:: DATA FOR THE TASK ::

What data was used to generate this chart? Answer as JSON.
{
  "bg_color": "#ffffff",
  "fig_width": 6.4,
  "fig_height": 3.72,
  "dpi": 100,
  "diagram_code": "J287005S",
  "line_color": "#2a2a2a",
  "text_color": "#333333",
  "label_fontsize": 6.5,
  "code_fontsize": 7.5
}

:: WHAT THE EXERCISE ASKS ::
Output the listing above exactly as it appears.

:: RESPONSE ::
What data was used to generate this chart? Answer as JSON.
{
  "bg_color": "#ffffff",
  "fig_width": 6.4,
  "fig_height": 3.72,
  "dpi": 100,
  "diagram_code": "J287005S",
  "line_color": "#2a2a2a",
  "text_color": "#333333",
  "label_fontsize": 6.5,
  "code_fontsize": 7.5
}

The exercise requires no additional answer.